▸ **SHORT EXERCISE**
Repeat the data word for word. Do not include the pictures.
%%
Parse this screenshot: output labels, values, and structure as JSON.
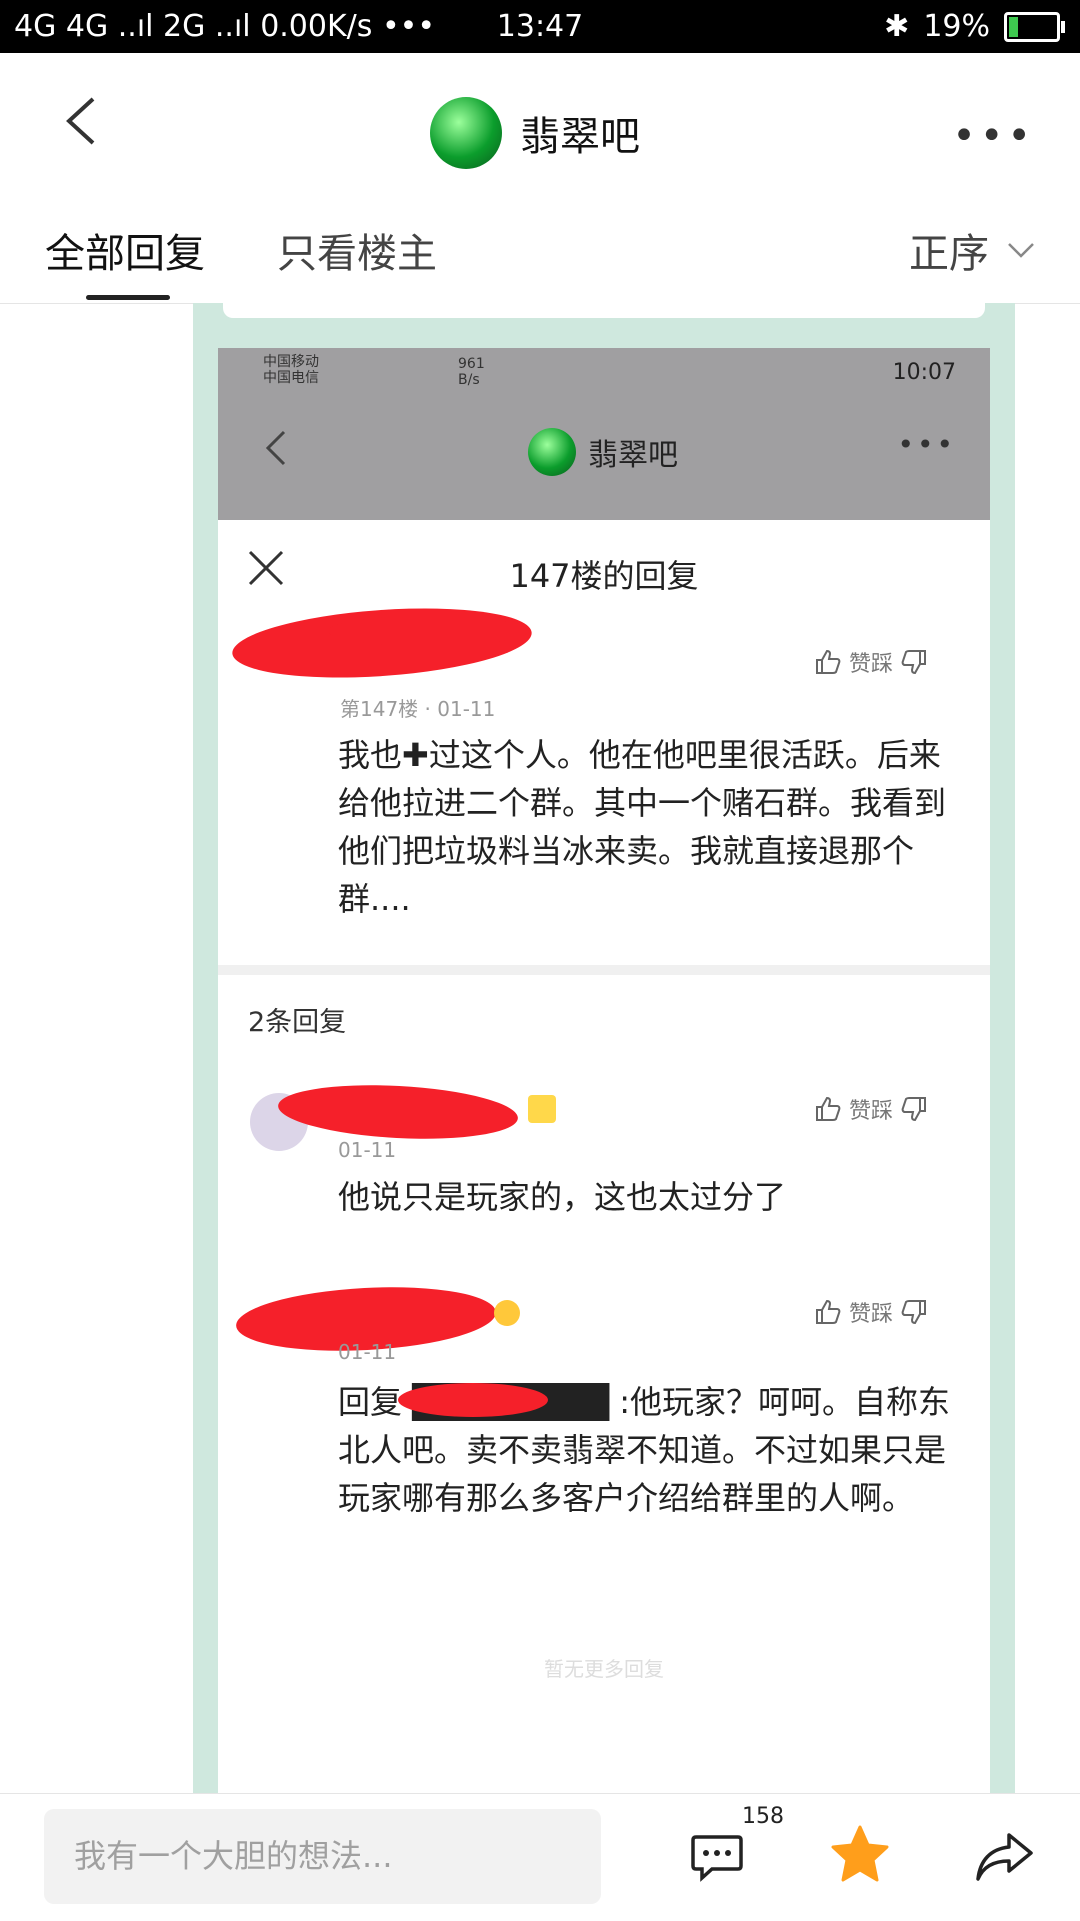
{
  "status_bar": {
    "network": "4G 4G ..ıl 2G ..ıl",
    "speed": "0.00K/s",
    "dots": "•••",
    "time": "13:47",
    "bluetooth": "✱",
    "battery": "19%",
    "battery_level": 0.19
  },
  "header": {
    "title": "翡翠吧",
    "more": "•••"
  },
  "tabs": {
    "all_replies": "全部回复",
    "only_op": "只看楼主",
    "sort": "正序"
  },
  "screenshot": {
    "status_left_line1": "中国移动",
    "status_left_line2": "中国电信",
    "status_speed": "961 B/s",
    "status_time": "10:07",
    "bar_title": "翡翠吧",
    "more": "•••",
    "dialog_title": "147楼的回复",
    "main_post": {
      "meta": "第147楼 · 01-11",
      "text": "我也✚过这个人。他在他吧里很活跃。后来给他拉进二个群。其中一个赌石群。我看到他们把垃圾料当冰来卖。我就直接退那个群...."
    },
    "reply_count": "2条回复",
    "replies": [
      {
        "meta": "01-11",
        "text": "他说只是玩家的，这也太过分了"
      },
      {
        "meta": "01-11",
        "text": "回复 ████████ :他玩家？呵呵。自称东北人吧。卖不卖翡翠不知道。不过如果只是玩家哪有那么多客户介绍给群里的人啊。"
      }
    ],
    "like_dislike": "赞踩",
    "no_more": "暂无更多回复"
  },
  "bottom_bar": {
    "input_placeholder": "我有一个大胆的想法...",
    "comment_count": "158"
  },
  "colors": {
    "redaction": "#f5202a",
    "frame": "#cfe8de",
    "star": "#ff9e1b"
  }
}
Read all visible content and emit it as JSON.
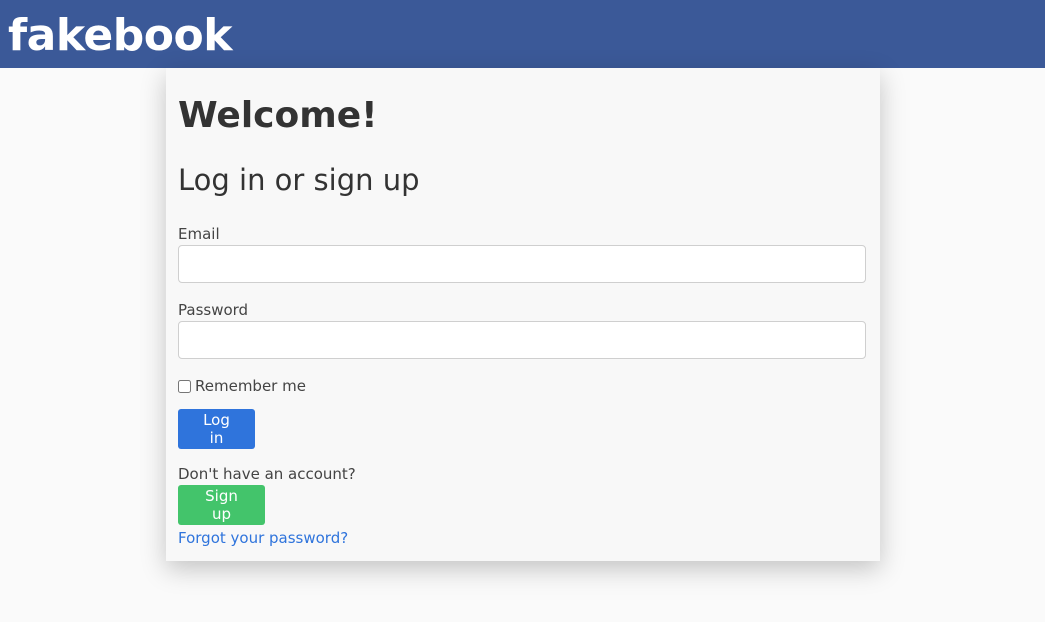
{
  "header": {
    "brand": "fakebook"
  },
  "login_card": {
    "welcome": "Welcome!",
    "subtitle": "Log in or sign up",
    "email_label": "Email",
    "email_value": "",
    "password_label": "Password",
    "password_value": "",
    "remember_label": "Remember me",
    "login_button": "Log in",
    "no_account_text": "Don't have an account?",
    "signup_button": "Sign up",
    "forgot_link": "Forgot your password?"
  },
  "colors": {
    "header_bg": "#3b5998",
    "login_button": "#2f74dc",
    "signup_button": "#43c46b",
    "link": "#2f74dc"
  }
}
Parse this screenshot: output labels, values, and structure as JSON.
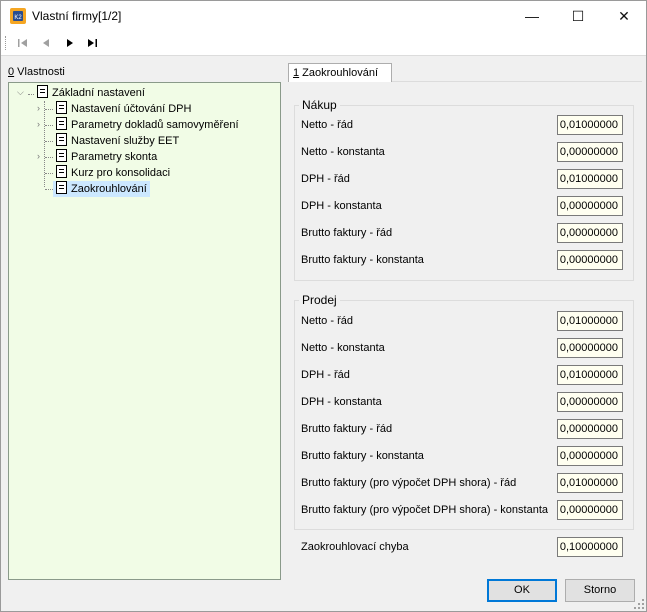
{
  "window": {
    "title": "Vlastní firmy[1/2]",
    "icon": "k2-app-icon"
  },
  "titlebar_buttons": {
    "minimize": "—",
    "maximize": "☐",
    "close": "✕"
  },
  "nav": {
    "first": "⏮",
    "prev": "◀",
    "next": "▶",
    "last": "⏭"
  },
  "left_panel": {
    "header_key": "0",
    "header_text": " Vlastnosti"
  },
  "tree": {
    "root": "Základní nastavení",
    "items": [
      {
        "label": "Nastavení účtování DPH",
        "expandable": true
      },
      {
        "label": "Parametry dokladů samovyměření",
        "expandable": true
      },
      {
        "label": "Nastavení služby EET",
        "expandable": false
      },
      {
        "label": "Parametry skonta",
        "expandable": true
      },
      {
        "label": "Kurz pro konsolidaci",
        "expandable": false
      },
      {
        "label": "Zaokrouhlování",
        "expandable": false,
        "selected": true
      }
    ]
  },
  "tab": {
    "key": "1",
    "text": " Zaokrouhlování"
  },
  "nakup": {
    "title": "Nákup",
    "rows": [
      {
        "label": "Netto - řád",
        "value": "0,01000000"
      },
      {
        "label": "Netto - konstanta",
        "value": "0,00000000"
      },
      {
        "label": "DPH - řád",
        "value": "0,01000000"
      },
      {
        "label": "DPH - konstanta",
        "value": "0,00000000"
      },
      {
        "label": "Brutto faktury - řád",
        "value": "0,00000000"
      },
      {
        "label": "Brutto faktury - konstanta",
        "value": "0,00000000"
      }
    ]
  },
  "prodej": {
    "title": "Prodej",
    "rows": [
      {
        "label": "Netto - řád",
        "value": "0,01000000"
      },
      {
        "label": "Netto - konstanta",
        "value": "0,00000000"
      },
      {
        "label": "DPH - řád",
        "value": "0,01000000"
      },
      {
        "label": "DPH - konstanta",
        "value": "0,00000000"
      },
      {
        "label": "Brutto faktury - řád",
        "value": "0,00000000"
      },
      {
        "label": "Brutto faktury - konstanta",
        "value": "0,00000000"
      },
      {
        "label": "Brutto faktury (pro výpočet DPH shora) - řád",
        "value": "0,01000000"
      },
      {
        "label": "Brutto faktury (pro výpočet DPH shora) - konstanta",
        "value": "0,00000000"
      }
    ]
  },
  "rounding_error": {
    "label": "Zaokrouhlovací chyba",
    "value": "0,10000000"
  },
  "buttons": {
    "ok": "OK",
    "cancel": "Storno"
  },
  "colors": {
    "tree_bg": "#f1fce6",
    "field_bg": "#fffff0",
    "selection": "#cce8ff",
    "accent": "#0078d7"
  }
}
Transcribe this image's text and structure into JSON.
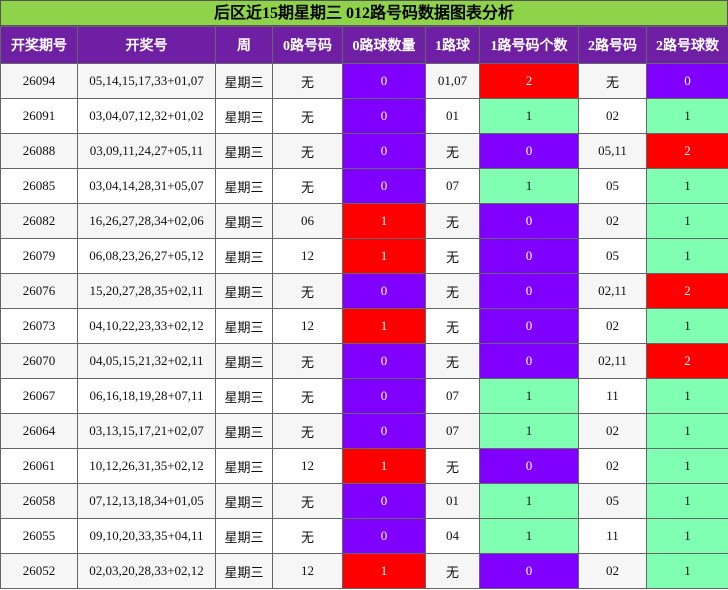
{
  "title": "后区近15期星期三 012路号码数据图表分析",
  "headers": [
    "开奖期号",
    "开奖号",
    "周",
    "0路号码",
    "0路球数量",
    "1路球",
    "1路号码个数",
    "2路号码",
    "2路号球数"
  ],
  "colors": {
    "purple": "#8000ff",
    "red": "#ff0000",
    "green": "#80ffb3",
    "header": "#6f1fa3",
    "title": "#8fd34a"
  },
  "rows": [
    [
      "26094",
      "05,14,15,17,33+01,07",
      "星期三",
      "无",
      "0",
      "01,07",
      "2",
      "无",
      "0"
    ],
    [
      "26091",
      "03,04,07,12,32+01,02",
      "星期三",
      "无",
      "0",
      "01",
      "1",
      "02",
      "1"
    ],
    [
      "26088",
      "03,09,11,24,27+05,11",
      "星期三",
      "无",
      "0",
      "无",
      "0",
      "05,11",
      "2"
    ],
    [
      "26085",
      "03,04,14,28,31+05,07",
      "星期三",
      "无",
      "0",
      "07",
      "1",
      "05",
      "1"
    ],
    [
      "26082",
      "16,26,27,28,34+02,06",
      "星期三",
      "06",
      "1",
      "无",
      "0",
      "02",
      "1"
    ],
    [
      "26079",
      "06,08,23,26,27+05,12",
      "星期三",
      "12",
      "1",
      "无",
      "0",
      "05",
      "1"
    ],
    [
      "26076",
      "15,20,27,28,35+02,11",
      "星期三",
      "无",
      "0",
      "无",
      "0",
      "02,11",
      "2"
    ],
    [
      "26073",
      "04,10,22,23,33+02,12",
      "星期三",
      "12",
      "1",
      "无",
      "0",
      "02",
      "1"
    ],
    [
      "26070",
      "04,05,15,21,32+02,11",
      "星期三",
      "无",
      "0",
      "无",
      "0",
      "02,11",
      "2"
    ],
    [
      "26067",
      "06,16,18,19,28+07,11",
      "星期三",
      "无",
      "0",
      "07",
      "1",
      "11",
      "1"
    ],
    [
      "26064",
      "03,13,15,17,21+02,07",
      "星期三",
      "无",
      "0",
      "07",
      "1",
      "02",
      "1"
    ],
    [
      "26061",
      "10,12,26,31,35+02,12",
      "星期三",
      "12",
      "1",
      "无",
      "0",
      "02",
      "1"
    ],
    [
      "26058",
      "07,12,13,18,34+01,05",
      "星期三",
      "无",
      "0",
      "01",
      "1",
      "05",
      "1"
    ],
    [
      "26055",
      "09,10,20,33,35+04,11",
      "星期三",
      "无",
      "0",
      "04",
      "1",
      "11",
      "1"
    ],
    [
      "26052",
      "02,03,20,28,33+02,12",
      "星期三",
      "12",
      "1",
      "无",
      "0",
      "02",
      "1"
    ]
  ]
}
%%
▸ **RESPONSE TO THIS TASK**
Parse this screenshot: output labels, values, and structure as JSON.
{
  "status_bar": {
    "network": "4G 4G ..ıl 2G ..ıl",
    "speed": "0.00K/s",
    "dots": "•••",
    "time": "13:47",
    "bluetooth": "✱",
    "battery": "19%",
    "battery_level": 0.19
  },
  "header": {
    "title": "翡翠吧",
    "more": "•••"
  },
  "tabs": {
    "all_replies": "全部回复",
    "only_op": "只看楼主",
    "sort": "正序"
  },
  "screenshot": {
    "status_left_line1": "中国移动",
    "status_left_line2": "中国电信",
    "status_speed": "961 B/s",
    "status_time": "10:07",
    "bar_title": "翡翠吧",
    "more": "•••",
    "dialog_title": "147楼的回复",
    "main_post": {
      "meta": "第147楼 · 01-11",
      "text": "我也✚过这个人。他在他吧里很活跃。后来给他拉进二个群。其中一个赌石群。我看到他们把垃圾料当冰来卖。我就直接退那个群...."
    },
    "reply_count": "2条回复",
    "replies": [
      {
        "meta": "01-11",
        "text": "他说只是玩家的，这也太过分了"
      },
      {
        "meta": "01-11",
        "text": "回复 ████████ :他玩家？呵呵。自称东北人吧。卖不卖翡翠不知道。不过如果只是玩家哪有那么多客户介绍给群里的人啊。"
      }
    ],
    "like_dislike": "赞踩",
    "no_more": "暂无更多回复"
  },
  "bottom_bar": {
    "input_placeholder": "我有一个大胆的想法...",
    "comment_count": "158"
  },
  "colors": {
    "redaction": "#f5202a",
    "frame": "#cfe8de",
    "star": "#ff9e1b"
  }
}
Read all visible content and emit it as JSON.
{
  "header": {
    "brand": "fakebook"
  },
  "login_card": {
    "welcome": "Welcome!",
    "subtitle": "Log in or sign up",
    "email_label": "Email",
    "email_value": "",
    "password_label": "Password",
    "password_value": "",
    "remember_label": "Remember me",
    "login_button": "Log in",
    "no_account_text": "Don't have an account?",
    "signup_button": "Sign up",
    "forgot_link": "Forgot your password?"
  },
  "colors": {
    "header_bg": "#3b5998",
    "login_button": "#2f74dc",
    "signup_button": "#43c46b",
    "link": "#2f74dc"
  }
}
Parse this screenshot: output labels, values, and structure as JSON.
{
  "window": {
    "title": "Vlastní firmy[1/2]",
    "icon": "k2-app-icon"
  },
  "titlebar_buttons": {
    "minimize": "—",
    "maximize": "☐",
    "close": "✕"
  },
  "nav": {
    "first": "⏮",
    "prev": "◀",
    "next": "▶",
    "last": "⏭"
  },
  "left_panel": {
    "header_key": "0",
    "header_text": " Vlastnosti"
  },
  "tree": {
    "root": "Základní nastavení",
    "items": [
      {
        "label": "Nastavení účtování DPH",
        "expandable": true
      },
      {
        "label": "Parametry dokladů samovyměření",
        "expandable": true
      },
      {
        "label": "Nastavení služby EET",
        "expandable": false
      },
      {
        "label": "Parametry skonta",
        "expandable": true
      },
      {
        "label": "Kurz pro konsolidaci",
        "expandable": false
      },
      {
        "label": "Zaokrouhlování",
        "expandable": false,
        "selected": true
      }
    ]
  },
  "tab": {
    "key": "1",
    "text": " Zaokrouhlování"
  },
  "nakup": {
    "title": "Nákup",
    "rows": [
      {
        "label": "Netto - řád",
        "value": "0,01000000"
      },
      {
        "label": "Netto - konstanta",
        "value": "0,00000000"
      },
      {
        "label": "DPH - řád",
        "value": "0,01000000"
      },
      {
        "label": "DPH - konstanta",
        "value": "0,00000000"
      },
      {
        "label": "Brutto faktury - řád",
        "value": "0,00000000"
      },
      {
        "label": "Brutto faktury - konstanta",
        "value": "0,00000000"
      }
    ]
  },
  "prodej": {
    "title": "Prodej",
    "rows": [
      {
        "label": "Netto - řád",
        "value": "0,01000000"
      },
      {
        "label": "Netto - konstanta",
        "value": "0,00000000"
      },
      {
        "label": "DPH - řád",
        "value": "0,01000000"
      },
      {
        "label": "DPH - konstanta",
        "value": "0,00000000"
      },
      {
        "label": "Brutto faktury - řád",
        "value": "0,00000000"
      },
      {
        "label": "Brutto faktury - konstanta",
        "value": "0,00000000"
      },
      {
        "label": "Brutto faktury (pro výpočet DPH shora) - řád",
        "value": "0,01000000"
      },
      {
        "label": "Brutto faktury (pro výpočet DPH shora) - konstanta",
        "value": "0,00000000"
      }
    ]
  },
  "rounding_error": {
    "label": "Zaokrouhlovací chyba",
    "value": "0,10000000"
  },
  "buttons": {
    "ok": "OK",
    "cancel": "Storno"
  },
  "colors": {
    "tree_bg": "#f1fce6",
    "field_bg": "#fffff0",
    "selection": "#cce8ff",
    "accent": "#0078d7"
  }
}
Transcribe this image's text and structure into JSON.
{
  "title": "后区近15期星期三 012路号码数据图表分析",
  "headers": [
    "开奖期号",
    "开奖号",
    "周",
    "0路号码",
    "0路球数量",
    "1路球",
    "1路号码个数",
    "2路号码",
    "2路号球数"
  ],
  "colors": {
    "purple": "#8000ff",
    "red": "#ff0000",
    "green": "#80ffb3",
    "header": "#6f1fa3",
    "title": "#8fd34a"
  },
  "rows": [
    [
      "26094",
      "05,14,15,17,33+01,07",
      "星期三",
      "无",
      "0",
      "01,07",
      "2",
      "无",
      "0"
    ],
    [
      "26091",
      "03,04,07,12,32+01,02",
      "星期三",
      "无",
      "0",
      "01",
      "1",
      "02",
      "1"
    ],
    [
      "26088",
      "03,09,11,24,27+05,11",
      "星期三",
      "无",
      "0",
      "无",
      "0",
      "05,11",
      "2"
    ],
    [
      "26085",
      "03,04,14,28,31+05,07",
      "星期三",
      "无",
      "0",
      "07",
      "1",
      "05",
      "1"
    ],
    [
      "26082",
      "16,26,27,28,34+02,06",
      "星期三",
      "06",
      "1",
      "无",
      "0",
      "02",
      "1"
    ],
    [
      "26079",
      "06,08,23,26,27+05,12",
      "星期三",
      "12",
      "1",
      "无",
      "0",
      "05",
      "1"
    ],
    [
      "26076",
      "15,20,27,28,35+02,11",
      "星期三",
      "无",
      "0",
      "无",
      "0",
      "02,11",
      "2"
    ],
    [
      "26073",
      "04,10,22,23,33+02,12",
      "星期三",
      "12",
      "1",
      "无",
      "0",
      "02",
      "1"
    ],
    [
      "26070",
      "04,05,15,21,32+02,11",
      "星期三",
      "无",
      "0",
      "无",
      "0",
      "02,11",
      "2"
    ],
    [
      "26067",
      "06,16,18,19,28+07,11",
      "星期三",
      "无",
      "0",
      "07",
      "1",
      "11",
      "1"
    ],
    [
      "26064",
      "03,13,15,17,21+02,07",
      "星期三",
      "无",
      "0",
      "07",
      "1",
      "02",
      "1"
    ],
    [
      "26061",
      "10,12,26,31,35+02,12",
      "星期三",
      "12",
      "1",
      "无",
      "0",
      "02",
      "1"
    ],
    [
      "26058",
      "07,12,13,18,34+01,05",
      "星期三",
      "无",
      "0",
      "01",
      "1",
      "05",
      "1"
    ],
    [
      "26055",
      "09,10,20,33,35+04,11",
      "星期三",
      "无",
      "0",
      "04",
      "1",
      "11",
      "1"
    ],
    [
      "26052",
      "02,03,20,28,33+02,12",
      "星期三",
      "12",
      "1",
      "无",
      "0",
      "02",
      "1"
    ]
  ]
}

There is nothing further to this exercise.